Brief:
Repeat, without any change, the entries presented below.

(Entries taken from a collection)
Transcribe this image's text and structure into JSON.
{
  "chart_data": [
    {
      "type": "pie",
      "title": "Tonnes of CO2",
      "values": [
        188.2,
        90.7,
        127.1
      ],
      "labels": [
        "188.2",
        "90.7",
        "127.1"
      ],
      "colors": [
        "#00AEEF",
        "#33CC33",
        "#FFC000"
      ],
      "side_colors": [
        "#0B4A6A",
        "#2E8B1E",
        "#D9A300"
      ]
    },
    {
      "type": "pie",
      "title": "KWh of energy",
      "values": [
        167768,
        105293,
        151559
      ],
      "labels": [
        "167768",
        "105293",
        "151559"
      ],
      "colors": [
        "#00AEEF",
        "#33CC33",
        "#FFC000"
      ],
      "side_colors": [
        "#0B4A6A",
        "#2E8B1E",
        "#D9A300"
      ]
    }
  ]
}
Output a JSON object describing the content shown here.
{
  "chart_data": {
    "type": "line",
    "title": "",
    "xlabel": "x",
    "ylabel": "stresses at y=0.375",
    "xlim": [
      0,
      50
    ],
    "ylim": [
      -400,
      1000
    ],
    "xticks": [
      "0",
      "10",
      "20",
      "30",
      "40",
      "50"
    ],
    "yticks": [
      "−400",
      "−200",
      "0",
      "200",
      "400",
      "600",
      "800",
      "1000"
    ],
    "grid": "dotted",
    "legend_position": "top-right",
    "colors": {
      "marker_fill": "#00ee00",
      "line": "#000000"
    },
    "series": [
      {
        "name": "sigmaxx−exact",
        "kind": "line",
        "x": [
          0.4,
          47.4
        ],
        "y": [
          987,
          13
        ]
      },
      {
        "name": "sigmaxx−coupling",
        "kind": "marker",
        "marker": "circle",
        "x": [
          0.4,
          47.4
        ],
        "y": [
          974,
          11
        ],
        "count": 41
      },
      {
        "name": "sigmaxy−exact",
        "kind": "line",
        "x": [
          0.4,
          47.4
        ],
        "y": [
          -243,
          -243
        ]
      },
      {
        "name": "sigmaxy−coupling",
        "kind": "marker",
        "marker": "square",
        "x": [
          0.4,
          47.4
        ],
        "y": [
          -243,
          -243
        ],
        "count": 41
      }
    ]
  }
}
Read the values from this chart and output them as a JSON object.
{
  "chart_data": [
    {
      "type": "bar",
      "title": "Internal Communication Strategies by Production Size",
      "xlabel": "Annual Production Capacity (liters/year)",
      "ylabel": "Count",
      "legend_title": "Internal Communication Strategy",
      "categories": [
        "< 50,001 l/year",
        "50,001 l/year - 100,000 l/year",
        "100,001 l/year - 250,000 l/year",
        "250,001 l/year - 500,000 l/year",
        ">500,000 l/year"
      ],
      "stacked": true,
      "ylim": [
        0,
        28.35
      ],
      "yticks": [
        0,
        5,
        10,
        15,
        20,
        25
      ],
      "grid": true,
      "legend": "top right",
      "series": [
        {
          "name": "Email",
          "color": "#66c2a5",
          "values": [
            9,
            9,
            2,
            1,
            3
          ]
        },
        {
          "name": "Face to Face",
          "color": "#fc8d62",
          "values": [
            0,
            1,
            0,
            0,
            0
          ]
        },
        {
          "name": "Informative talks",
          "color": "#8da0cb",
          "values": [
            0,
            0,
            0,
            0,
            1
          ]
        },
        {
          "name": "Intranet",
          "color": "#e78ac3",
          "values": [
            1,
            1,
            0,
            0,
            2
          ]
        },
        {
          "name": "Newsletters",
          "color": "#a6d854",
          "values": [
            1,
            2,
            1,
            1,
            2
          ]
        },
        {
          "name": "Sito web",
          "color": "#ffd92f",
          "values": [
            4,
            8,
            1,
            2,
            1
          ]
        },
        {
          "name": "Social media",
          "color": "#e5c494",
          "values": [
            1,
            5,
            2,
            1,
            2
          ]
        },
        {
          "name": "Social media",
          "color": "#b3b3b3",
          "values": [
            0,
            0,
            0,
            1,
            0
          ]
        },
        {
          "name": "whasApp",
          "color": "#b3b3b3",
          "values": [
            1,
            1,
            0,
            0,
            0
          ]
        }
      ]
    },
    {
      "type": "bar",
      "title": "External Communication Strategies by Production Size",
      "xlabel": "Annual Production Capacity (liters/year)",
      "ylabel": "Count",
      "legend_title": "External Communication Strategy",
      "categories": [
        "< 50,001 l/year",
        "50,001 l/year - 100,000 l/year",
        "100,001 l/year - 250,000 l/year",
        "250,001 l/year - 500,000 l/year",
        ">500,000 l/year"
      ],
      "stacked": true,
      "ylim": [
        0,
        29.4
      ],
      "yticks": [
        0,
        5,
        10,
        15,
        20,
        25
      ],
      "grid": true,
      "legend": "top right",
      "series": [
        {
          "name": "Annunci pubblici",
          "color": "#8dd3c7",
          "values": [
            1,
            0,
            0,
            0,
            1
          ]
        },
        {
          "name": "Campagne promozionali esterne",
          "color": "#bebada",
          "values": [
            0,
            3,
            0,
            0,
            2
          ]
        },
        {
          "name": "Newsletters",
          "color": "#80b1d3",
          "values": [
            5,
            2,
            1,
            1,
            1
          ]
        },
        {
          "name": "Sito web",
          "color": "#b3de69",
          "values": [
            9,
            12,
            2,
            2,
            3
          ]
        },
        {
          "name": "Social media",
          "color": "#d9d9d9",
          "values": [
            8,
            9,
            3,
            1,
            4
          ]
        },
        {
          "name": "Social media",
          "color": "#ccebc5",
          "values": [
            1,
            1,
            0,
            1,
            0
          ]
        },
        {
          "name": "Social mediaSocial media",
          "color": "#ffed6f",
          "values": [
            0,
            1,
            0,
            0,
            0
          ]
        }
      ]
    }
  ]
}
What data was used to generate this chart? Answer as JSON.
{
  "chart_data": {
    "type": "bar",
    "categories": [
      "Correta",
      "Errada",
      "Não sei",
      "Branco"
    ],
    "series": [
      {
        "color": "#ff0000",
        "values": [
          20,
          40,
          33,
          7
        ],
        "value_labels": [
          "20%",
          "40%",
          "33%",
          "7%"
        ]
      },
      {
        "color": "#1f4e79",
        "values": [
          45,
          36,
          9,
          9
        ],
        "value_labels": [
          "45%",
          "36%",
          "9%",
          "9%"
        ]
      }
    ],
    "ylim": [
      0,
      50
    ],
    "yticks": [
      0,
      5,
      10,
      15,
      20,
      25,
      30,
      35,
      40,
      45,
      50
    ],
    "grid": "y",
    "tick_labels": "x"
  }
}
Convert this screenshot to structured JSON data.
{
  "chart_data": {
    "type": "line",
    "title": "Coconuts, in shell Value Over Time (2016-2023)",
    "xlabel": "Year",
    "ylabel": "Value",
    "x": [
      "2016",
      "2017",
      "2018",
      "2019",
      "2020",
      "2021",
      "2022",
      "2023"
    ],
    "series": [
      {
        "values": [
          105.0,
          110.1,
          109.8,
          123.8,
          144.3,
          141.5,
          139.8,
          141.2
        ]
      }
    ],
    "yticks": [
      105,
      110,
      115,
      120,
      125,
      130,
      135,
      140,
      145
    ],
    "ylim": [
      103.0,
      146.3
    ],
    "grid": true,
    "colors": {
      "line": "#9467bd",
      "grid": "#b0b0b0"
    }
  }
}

Response for this exercise:
Transcribe this image's text and structure into JSON.
{
  "chart_data": [
    {
      "type": "pie",
      "title": "Tonnes of CO2",
      "values": [
        188.2,
        90.7,
        127.1
      ],
      "labels": [
        "188.2",
        "90.7",
        "127.1"
      ],
      "colors": [
        "#00AEEF",
        "#33CC33",
        "#FFC000"
      ],
      "side_colors": [
        "#0B4A6A",
        "#2E8B1E",
        "#D9A300"
      ]
    },
    {
      "type": "pie",
      "title": "KWh of energy",
      "values": [
        167768,
        105293,
        151559
      ],
      "labels": [
        "167768",
        "105293",
        "151559"
      ],
      "colors": [
        "#00AEEF",
        "#33CC33",
        "#FFC000"
      ],
      "side_colors": [
        "#0B4A6A",
        "#2E8B1E",
        "#D9A300"
      ]
    }
  ]
}
Output a JSON object describing the content shown here.
{
  "chart_data": {
    "type": "line",
    "title": "",
    "xlabel": "x",
    "ylabel": "stresses at y=0.375",
    "xlim": [
      0,
      50
    ],
    "ylim": [
      -400,
      1000
    ],
    "xticks": [
      "0",
      "10",
      "20",
      "30",
      "40",
      "50"
    ],
    "yticks": [
      "−400",
      "−200",
      "0",
      "200",
      "400",
      "600",
      "800",
      "1000"
    ],
    "grid": "dotted",
    "legend_position": "top-right",
    "colors": {
      "marker_fill": "#00ee00",
      "line": "#000000"
    },
    "series": [
      {
        "name": "sigmaxx−exact",
        "kind": "line",
        "x": [
          0.4,
          47.4
        ],
        "y": [
          987,
          13
        ]
      },
      {
        "name": "sigmaxx−coupling",
        "kind": "marker",
        "marker": "circle",
        "x": [
          0.4,
          47.4
        ],
        "y": [
          974,
          11
        ],
        "count": 41
      },
      {
        "name": "sigmaxy−exact",
        "kind": "line",
        "x": [
          0.4,
          47.4
        ],
        "y": [
          -243,
          -243
        ]
      },
      {
        "name": "sigmaxy−coupling",
        "kind": "marker",
        "marker": "square",
        "x": [
          0.4,
          47.4
        ],
        "y": [
          -243,
          -243
        ],
        "count": 41
      }
    ]
  }
}
Read the values from this chart and output them as a JSON object.
{
  "chart_data": [
    {
      "type": "bar",
      "title": "Internal Communication Strategies by Production Size",
      "xlabel": "Annual Production Capacity (liters/year)",
      "ylabel": "Count",
      "legend_title": "Internal Communication Strategy",
      "categories": [
        "< 50,001 l/year",
        "50,001 l/year - 100,000 l/year",
        "100,001 l/year - 250,000 l/year",
        "250,001 l/year - 500,000 l/year",
        ">500,000 l/year"
      ],
      "stacked": true,
      "ylim": [
        0,
        28.35
      ],
      "yticks": [
        0,
        5,
        10,
        15,
        20,
        25
      ],
      "grid": true,
      "legend": "top right",
      "series": [
        {
          "name": "Email",
          "color": "#66c2a5",
          "values": [
            9,
            9,
            2,
            1,
            3
          ]
        },
        {
          "name": "Face to Face",
          "color": "#fc8d62",
          "values": [
            0,
            1,
            0,
            0,
            0
          ]
        },
        {
          "name": "Informative talks",
          "color": "#8da0cb",
          "values": [
            0,
            0,
            0,
            0,
            1
          ]
        },
        {
          "name": "Intranet",
          "color": "#e78ac3",
          "values": [
            1,
            1,
            0,
            0,
            2
          ]
        },
        {
          "name": "Newsletters",
          "color": "#a6d854",
          "values": [
            1,
            2,
            1,
            1,
            2
          ]
        },
        {
          "name": "Sito web",
          "color": "#ffd92f",
          "values": [
            4,
            8,
            1,
            2,
            1
          ]
        },
        {
          "name": "Social media",
          "color": "#e5c494",
          "values": [
            1,
            5,
            2,
            1,
            2
          ]
        },
        {
          "name": "Social media",
          "color": "#b3b3b3",
          "values": [
            0,
            0,
            0,
            1,
            0
          ]
        },
        {
          "name": "whasApp",
          "color": "#b3b3b3",
          "values": [
            1,
            1,
            0,
            0,
            0
          ]
        }
      ]
    },
    {
      "type": "bar",
      "title": "External Communication Strategies by Production Size",
      "xlabel": "Annual Production Capacity (liters/year)",
      "ylabel": "Count",
      "legend_title": "External Communication Strategy",
      "categories": [
        "< 50,001 l/year",
        "50,001 l/year - 100,000 l/year",
        "100,001 l/year - 250,000 l/year",
        "250,001 l/year - 500,000 l/year",
        ">500,000 l/year"
      ],
      "stacked": true,
      "ylim": [
        0,
        29.4
      ],
      "yticks": [
        0,
        5,
        10,
        15,
        20,
        25
      ],
      "grid": true,
      "legend": "top right",
      "series": [
        {
          "name": "Annunci pubblici",
          "color": "#8dd3c7",
          "values": [
            1,
            0,
            0,
            0,
            1
          ]
        },
        {
          "name": "Campagne promozionali esterne",
          "color": "#bebada",
          "values": [
            0,
            3,
            0,
            0,
            2
          ]
        },
        {
          "name": "Newsletters",
          "color": "#80b1d3",
          "values": [
            5,
            2,
            1,
            1,
            1
          ]
        },
        {
          "name": "Sito web",
          "color": "#b3de69",
          "values": [
            9,
            12,
            2,
            2,
            3
          ]
        },
        {
          "name": "Social media",
          "color": "#d9d9d9",
          "values": [
            8,
            9,
            3,
            1,
            4
          ]
        },
        {
          "name": "Social media",
          "color": "#ccebc5",
          "values": [
            1,
            1,
            0,
            1,
            0
          ]
        },
        {
          "name": "Social mediaSocial media",
          "color": "#ffed6f",
          "values": [
            0,
            1,
            0,
            0,
            0
          ]
        }
      ]
    }
  ]
}
What data was used to generate this chart? Answer as JSON.
{
  "chart_data": {
    "type": "bar",
    "categories": [
      "Correta",
      "Errada",
      "Não sei",
      "Branco"
    ],
    "series": [
      {
        "color": "#ff0000",
        "values": [
          20,
          40,
          33,
          7
        ],
        "value_labels": [
          "20%",
          "40%",
          "33%",
          "7%"
        ]
      },
      {
        "color": "#1f4e79",
        "values": [
          45,
          36,
          9,
          9
        ],
        "value_labels": [
          "45%",
          "36%",
          "9%",
          "9%"
        ]
      }
    ],
    "ylim": [
      0,
      50
    ],
    "yticks": [
      0,
      5,
      10,
      15,
      20,
      25,
      30,
      35,
      40,
      45,
      50
    ],
    "grid": "y",
    "tick_labels": "x"
  }
}
Convert this screenshot to structured JSON data.
{
  "chart_data": {
    "type": "line",
    "title": "Coconuts, in shell Value Over Time (2016-2023)",
    "xlabel": "Year",
    "ylabel": "Value",
    "x": [
      "2016",
      "2017",
      "2018",
      "2019",
      "2020",
      "2021",
      "2022",
      "2023"
    ],
    "series": [
      {
        "values": [
          105.0,
          110.1,
          109.8,
          123.8,
          144.3,
          141.5,
          139.8,
          141.2
        ]
      }
    ],
    "yticks": [
      105,
      110,
      115,
      120,
      125,
      130,
      135,
      140,
      145
    ],
    "ylim": [
      103.0,
      146.3
    ],
    "grid": true,
    "colors": {
      "line": "#9467bd",
      "grid": "#b0b0b0"
    }
  }
}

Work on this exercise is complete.